**WHAT YOU WILL DO:**
Give the material once more, word for word, without any images.

**DATA SHOWN:**
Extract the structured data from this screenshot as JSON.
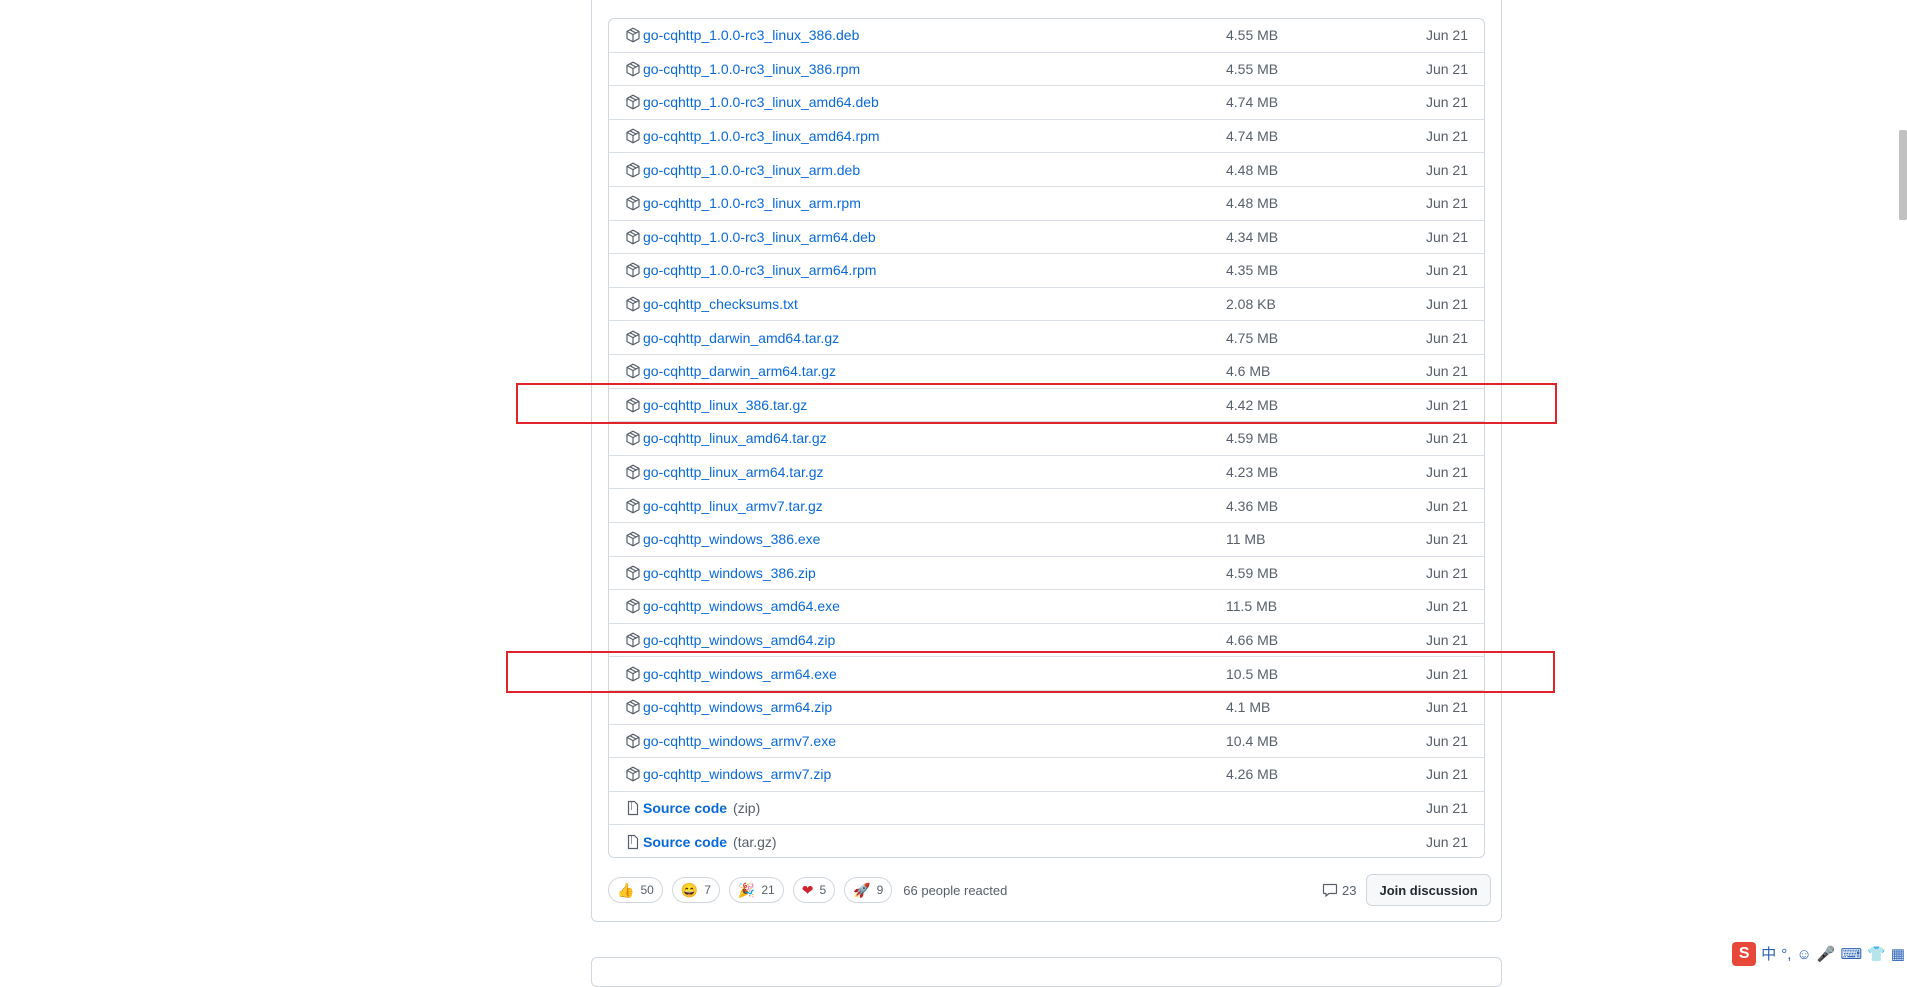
{
  "assets": [
    {
      "name": "go-cqhttp_1.0.0-rc3_linux_386.deb",
      "size": "4.55 MB",
      "date": "Jun 21",
      "icon": "package-icon"
    },
    {
      "name": "go-cqhttp_1.0.0-rc3_linux_386.rpm",
      "size": "4.55 MB",
      "date": "Jun 21",
      "icon": "package-icon"
    },
    {
      "name": "go-cqhttp_1.0.0-rc3_linux_amd64.deb",
      "size": "4.74 MB",
      "date": "Jun 21",
      "icon": "package-icon"
    },
    {
      "name": "go-cqhttp_1.0.0-rc3_linux_amd64.rpm",
      "size": "4.74 MB",
      "date": "Jun 21",
      "icon": "package-icon"
    },
    {
      "name": "go-cqhttp_1.0.0-rc3_linux_arm.deb",
      "size": "4.48 MB",
      "date": "Jun 21",
      "icon": "package-icon"
    },
    {
      "name": "go-cqhttp_1.0.0-rc3_linux_arm.rpm",
      "size": "4.48 MB",
      "date": "Jun 21",
      "icon": "package-icon"
    },
    {
      "name": "go-cqhttp_1.0.0-rc3_linux_arm64.deb",
      "size": "4.34 MB",
      "date": "Jun 21",
      "icon": "package-icon"
    },
    {
      "name": "go-cqhttp_1.0.0-rc3_linux_arm64.rpm",
      "size": "4.35 MB",
      "date": "Jun 21",
      "icon": "package-icon"
    },
    {
      "name": "go-cqhttp_checksums.txt",
      "size": "2.08 KB",
      "date": "Jun 21",
      "icon": "package-icon"
    },
    {
      "name": "go-cqhttp_darwin_amd64.tar.gz",
      "size": "4.75 MB",
      "date": "Jun 21",
      "icon": "package-icon"
    },
    {
      "name": "go-cqhttp_darwin_arm64.tar.gz",
      "size": "4.6 MB",
      "date": "Jun 21",
      "icon": "package-icon"
    },
    {
      "name": "go-cqhttp_linux_386.tar.gz",
      "size": "4.42 MB",
      "date": "Jun 21",
      "icon": "package-icon",
      "highlighted": true
    },
    {
      "name": "go-cqhttp_linux_amd64.tar.gz",
      "size": "4.59 MB",
      "date": "Jun 21",
      "icon": "package-icon"
    },
    {
      "name": "go-cqhttp_linux_arm64.tar.gz",
      "size": "4.23 MB",
      "date": "Jun 21",
      "icon": "package-icon"
    },
    {
      "name": "go-cqhttp_linux_armv7.tar.gz",
      "size": "4.36 MB",
      "date": "Jun 21",
      "icon": "package-icon"
    },
    {
      "name": "go-cqhttp_windows_386.exe",
      "size": "11 MB",
      "date": "Jun 21",
      "icon": "package-icon"
    },
    {
      "name": "go-cqhttp_windows_386.zip",
      "size": "4.59 MB",
      "date": "Jun 21",
      "icon": "package-icon"
    },
    {
      "name": "go-cqhttp_windows_amd64.exe",
      "size": "11.5 MB",
      "date": "Jun 21",
      "icon": "package-icon"
    },
    {
      "name": "go-cqhttp_windows_amd64.zip",
      "size": "4.66 MB",
      "date": "Jun 21",
      "icon": "package-icon"
    },
    {
      "name": "go-cqhttp_windows_arm64.exe",
      "size": "10.5 MB",
      "date": "Jun 21",
      "icon": "package-icon",
      "highlighted": true
    },
    {
      "name": "go-cqhttp_windows_arm64.zip",
      "size": "4.1 MB",
      "date": "Jun 21",
      "icon": "package-icon"
    },
    {
      "name": "go-cqhttp_windows_armv7.exe",
      "size": "10.4 MB",
      "date": "Jun 21",
      "icon": "package-icon"
    },
    {
      "name": "go-cqhttp_windows_armv7.zip",
      "size": "4.26 MB",
      "date": "Jun 21",
      "icon": "package-icon"
    },
    {
      "name": "Source code",
      "suffix": "(zip)",
      "size": "",
      "date": "Jun 21",
      "icon": "file-zip-icon"
    },
    {
      "name": "Source code",
      "suffix": "(tar.gz)",
      "size": "",
      "date": "Jun 21",
      "icon": "file-zip-icon"
    }
  ],
  "reactions": [
    {
      "emoji": "👍",
      "icon": "thumbs-up-icon",
      "count": "50"
    },
    {
      "emoji": "😄",
      "icon": "laugh-icon",
      "count": "7"
    },
    {
      "emoji": "🎉",
      "icon": "hooray-icon",
      "count": "21"
    },
    {
      "emoji": "❤",
      "icon": "heart-icon",
      "count": "5"
    },
    {
      "emoji": "🚀",
      "icon": "rocket-icon",
      "count": "9"
    }
  ],
  "reacted_text": "66 people reacted",
  "comment_count": "23",
  "join_label": "Join discussion",
  "ime": {
    "logo": "S",
    "items": [
      "中",
      "°,",
      "☺",
      "🎤",
      "⌨",
      "👕",
      "▦"
    ]
  },
  "colors": {
    "link": "#0969da",
    "highlight": "#e0242a",
    "ime_logo": "#e8483a"
  }
}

**THE OUTPUT:**
Extract the structured data from this screenshot as JSON.
{
  "assets": [
    {
      "name": "go-cqhttp_1.0.0-rc3_linux_386.deb",
      "size": "4.55 MB",
      "date": "Jun 21",
      "icon": "package-icon"
    },
    {
      "name": "go-cqhttp_1.0.0-rc3_linux_386.rpm",
      "size": "4.55 MB",
      "date": "Jun 21",
      "icon": "package-icon"
    },
    {
      "name": "go-cqhttp_1.0.0-rc3_linux_amd64.deb",
      "size": "4.74 MB",
      "date": "Jun 21",
      "icon": "package-icon"
    },
    {
      "name": "go-cqhttp_1.0.0-rc3_linux_amd64.rpm",
      "size": "4.74 MB",
      "date": "Jun 21",
      "icon": "package-icon"
    },
    {
      "name": "go-cqhttp_1.0.0-rc3_linux_arm.deb",
      "size": "4.48 MB",
      "date": "Jun 21",
      "icon": "package-icon"
    },
    {
      "name": "go-cqhttp_1.0.0-rc3_linux_arm.rpm",
      "size": "4.48 MB",
      "date": "Jun 21",
      "icon": "package-icon"
    },
    {
      "name": "go-cqhttp_1.0.0-rc3_linux_arm64.deb",
      "size": "4.34 MB",
      "date": "Jun 21",
      "icon": "package-icon"
    },
    {
      "name": "go-cqhttp_1.0.0-rc3_linux_arm64.rpm",
      "size": "4.35 MB",
      "date": "Jun 21",
      "icon": "package-icon"
    },
    {
      "name": "go-cqhttp_checksums.txt",
      "size": "2.08 KB",
      "date": "Jun 21",
      "icon": "package-icon"
    },
    {
      "name": "go-cqhttp_darwin_amd64.tar.gz",
      "size": "4.75 MB",
      "date": "Jun 21",
      "icon": "package-icon"
    },
    {
      "name": "go-cqhttp_darwin_arm64.tar.gz",
      "size": "4.6 MB",
      "date": "Jun 21",
      "icon": "package-icon"
    },
    {
      "name": "go-cqhttp_linux_386.tar.gz",
      "size": "4.42 MB",
      "date": "Jun 21",
      "icon": "package-icon",
      "highlighted": true
    },
    {
      "name": "go-cqhttp_linux_amd64.tar.gz",
      "size": "4.59 MB",
      "date": "Jun 21",
      "icon": "package-icon"
    },
    {
      "name": "go-cqhttp_linux_arm64.tar.gz",
      "size": "4.23 MB",
      "date": "Jun 21",
      "icon": "package-icon"
    },
    {
      "name": "go-cqhttp_linux_armv7.tar.gz",
      "size": "4.36 MB",
      "date": "Jun 21",
      "icon": "package-icon"
    },
    {
      "name": "go-cqhttp_windows_386.exe",
      "size": "11 MB",
      "date": "Jun 21",
      "icon": "package-icon"
    },
    {
      "name": "go-cqhttp_windows_386.zip",
      "size": "4.59 MB",
      "date": "Jun 21",
      "icon": "package-icon"
    },
    {
      "name": "go-cqhttp_windows_amd64.exe",
      "size": "11.5 MB",
      "date": "Jun 21",
      "icon": "package-icon"
    },
    {
      "name": "go-cqhttp_windows_amd64.zip",
      "size": "4.66 MB",
      "date": "Jun 21",
      "icon": "package-icon"
    },
    {
      "name": "go-cqhttp_windows_arm64.exe",
      "size": "10.5 MB",
      "date": "Jun 21",
      "icon": "package-icon",
      "highlighted": true
    },
    {
      "name": "go-cqhttp_windows_arm64.zip",
      "size": "4.1 MB",
      "date": "Jun 21",
      "icon": "package-icon"
    },
    {
      "name": "go-cqhttp_windows_armv7.exe",
      "size": "10.4 MB",
      "date": "Jun 21",
      "icon": "package-icon"
    },
    {
      "name": "go-cqhttp_windows_armv7.zip",
      "size": "4.26 MB",
      "date": "Jun 21",
      "icon": "package-icon"
    },
    {
      "name": "Source code",
      "suffix": "(zip)",
      "size": "",
      "date": "Jun 21",
      "icon": "file-zip-icon"
    },
    {
      "name": "Source code",
      "suffix": "(tar.gz)",
      "size": "",
      "date": "Jun 21",
      "icon": "file-zip-icon"
    }
  ],
  "reactions": [
    {
      "emoji": "👍",
      "icon": "thumbs-up-icon",
      "count": "50"
    },
    {
      "emoji": "😄",
      "icon": "laugh-icon",
      "count": "7"
    },
    {
      "emoji": "🎉",
      "icon": "hooray-icon",
      "count": "21"
    },
    {
      "emoji": "❤",
      "icon": "heart-icon",
      "count": "5"
    },
    {
      "emoji": "🚀",
      "icon": "rocket-icon",
      "count": "9"
    }
  ],
  "reacted_text": "66 people reacted",
  "comment_count": "23",
  "join_label": "Join discussion",
  "ime": {
    "logo": "S",
    "items": [
      "中",
      "°,",
      "☺",
      "🎤",
      "⌨",
      "👕",
      "▦"
    ]
  },
  "colors": {
    "link": "#0969da",
    "highlight": "#e0242a",
    "ime_logo": "#e8483a"
  }
}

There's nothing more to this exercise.